(Source data):
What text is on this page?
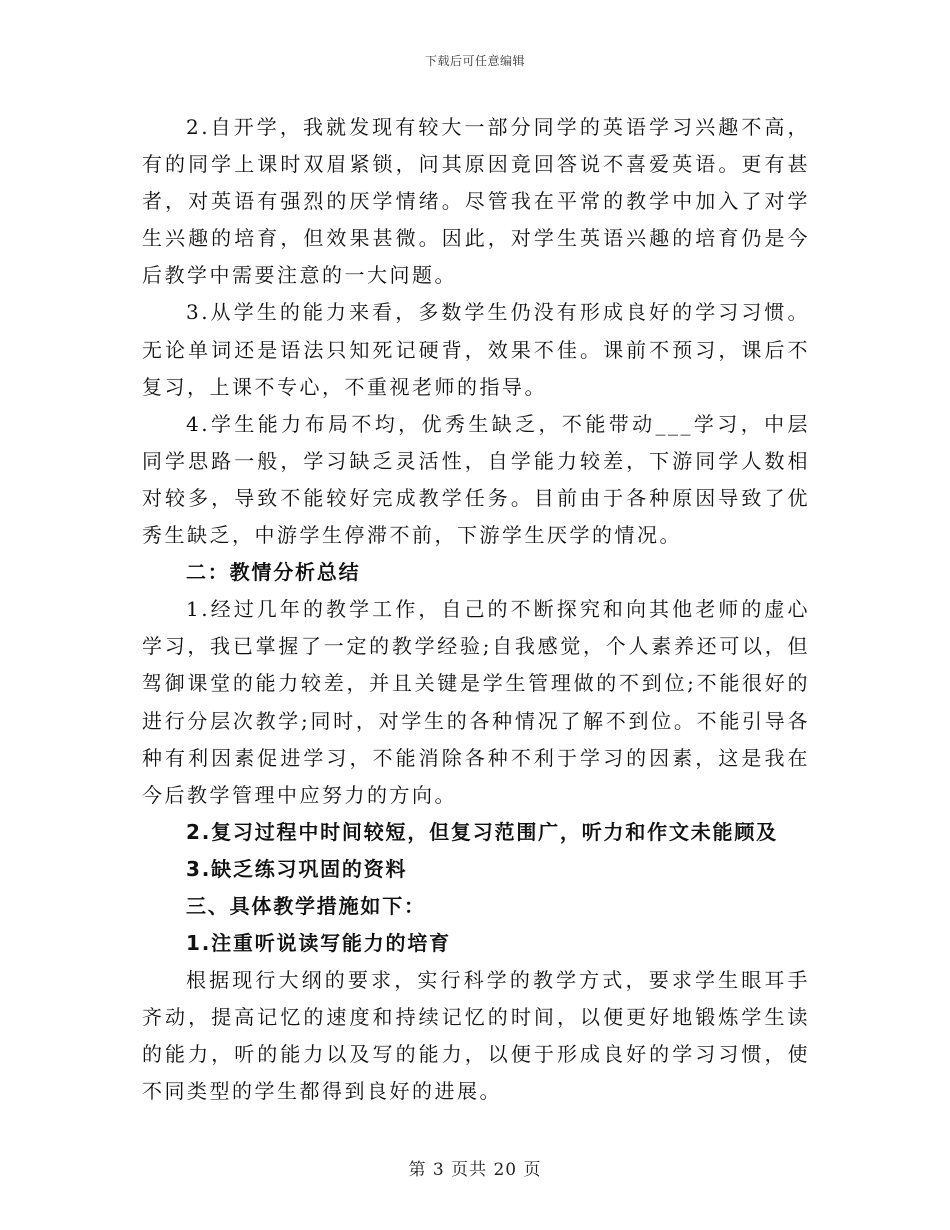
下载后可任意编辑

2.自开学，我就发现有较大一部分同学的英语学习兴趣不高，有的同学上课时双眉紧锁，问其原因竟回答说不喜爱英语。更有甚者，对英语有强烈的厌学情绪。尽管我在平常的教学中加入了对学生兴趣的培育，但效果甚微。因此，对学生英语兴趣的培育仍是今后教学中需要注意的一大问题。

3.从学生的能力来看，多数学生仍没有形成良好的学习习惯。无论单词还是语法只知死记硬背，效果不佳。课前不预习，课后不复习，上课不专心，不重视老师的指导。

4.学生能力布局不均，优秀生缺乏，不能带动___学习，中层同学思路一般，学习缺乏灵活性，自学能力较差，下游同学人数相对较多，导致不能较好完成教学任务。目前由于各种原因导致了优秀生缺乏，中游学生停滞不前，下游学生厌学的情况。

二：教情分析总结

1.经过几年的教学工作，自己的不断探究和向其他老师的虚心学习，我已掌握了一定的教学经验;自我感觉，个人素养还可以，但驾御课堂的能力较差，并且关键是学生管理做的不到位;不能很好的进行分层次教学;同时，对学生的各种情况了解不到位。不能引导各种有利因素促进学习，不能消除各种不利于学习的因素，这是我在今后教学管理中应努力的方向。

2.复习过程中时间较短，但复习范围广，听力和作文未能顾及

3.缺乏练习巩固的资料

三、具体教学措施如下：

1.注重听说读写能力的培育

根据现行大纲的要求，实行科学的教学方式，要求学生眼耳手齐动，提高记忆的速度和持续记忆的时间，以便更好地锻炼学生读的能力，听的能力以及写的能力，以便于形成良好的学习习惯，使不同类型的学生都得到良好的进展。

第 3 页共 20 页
...
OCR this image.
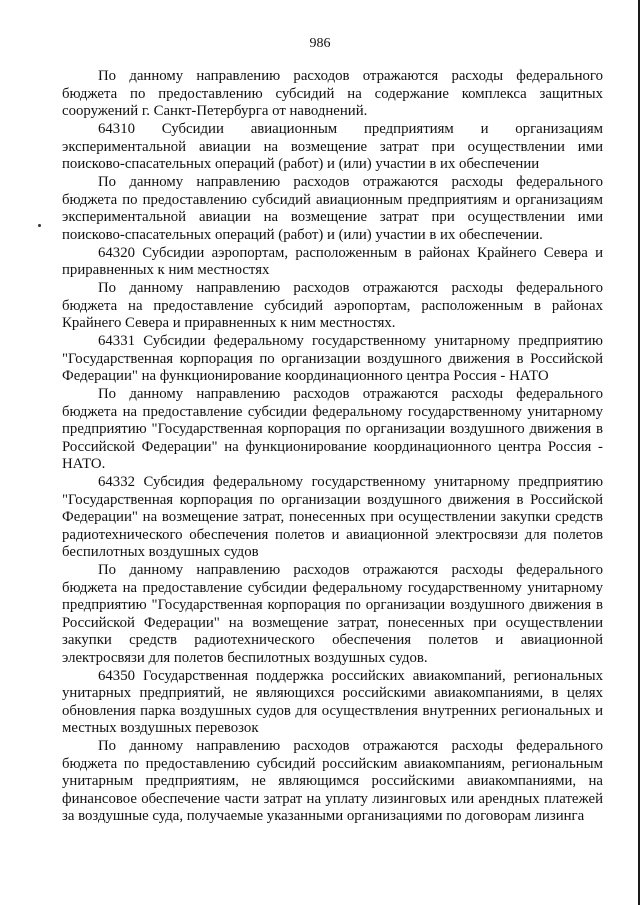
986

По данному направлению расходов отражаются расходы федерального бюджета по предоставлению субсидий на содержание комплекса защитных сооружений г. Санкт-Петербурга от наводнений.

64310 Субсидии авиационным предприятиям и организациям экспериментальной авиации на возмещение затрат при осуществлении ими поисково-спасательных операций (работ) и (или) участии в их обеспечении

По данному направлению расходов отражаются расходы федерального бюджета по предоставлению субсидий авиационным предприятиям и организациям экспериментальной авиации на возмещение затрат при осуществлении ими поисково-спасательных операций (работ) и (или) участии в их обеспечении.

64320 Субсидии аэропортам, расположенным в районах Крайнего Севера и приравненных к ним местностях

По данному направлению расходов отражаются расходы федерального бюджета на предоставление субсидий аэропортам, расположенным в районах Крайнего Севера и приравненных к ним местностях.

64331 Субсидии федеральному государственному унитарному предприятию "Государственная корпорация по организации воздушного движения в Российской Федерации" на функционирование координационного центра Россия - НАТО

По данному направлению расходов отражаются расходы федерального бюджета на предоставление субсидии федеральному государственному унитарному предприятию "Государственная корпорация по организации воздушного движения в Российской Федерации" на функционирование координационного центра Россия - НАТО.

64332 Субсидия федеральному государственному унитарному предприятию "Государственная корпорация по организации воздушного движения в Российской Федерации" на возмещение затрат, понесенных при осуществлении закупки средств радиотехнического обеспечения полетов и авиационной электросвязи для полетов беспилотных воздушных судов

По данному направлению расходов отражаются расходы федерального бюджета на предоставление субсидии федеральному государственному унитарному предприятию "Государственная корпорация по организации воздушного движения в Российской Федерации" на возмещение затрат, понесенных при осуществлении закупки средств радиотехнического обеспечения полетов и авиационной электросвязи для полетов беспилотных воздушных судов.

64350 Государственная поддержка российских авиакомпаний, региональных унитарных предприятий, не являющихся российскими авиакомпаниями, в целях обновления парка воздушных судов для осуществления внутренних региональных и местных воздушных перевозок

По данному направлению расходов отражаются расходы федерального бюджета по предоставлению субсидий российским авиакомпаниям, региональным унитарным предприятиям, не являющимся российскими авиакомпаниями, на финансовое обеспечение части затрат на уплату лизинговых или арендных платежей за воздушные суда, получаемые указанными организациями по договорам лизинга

(Exercise requirements): Gather up the lines that contain the word "районах".

(Answer in full):
64320 Субсидии аэропортам, расположенным в районах Крайнего Севера и приравненных к ним местностях
По данному направлению расходов отражаются расходы федерального бюджета на предоставление субсидий аэропортам, расположенным в районах Крайнего Севера и приравненных к ним местностях.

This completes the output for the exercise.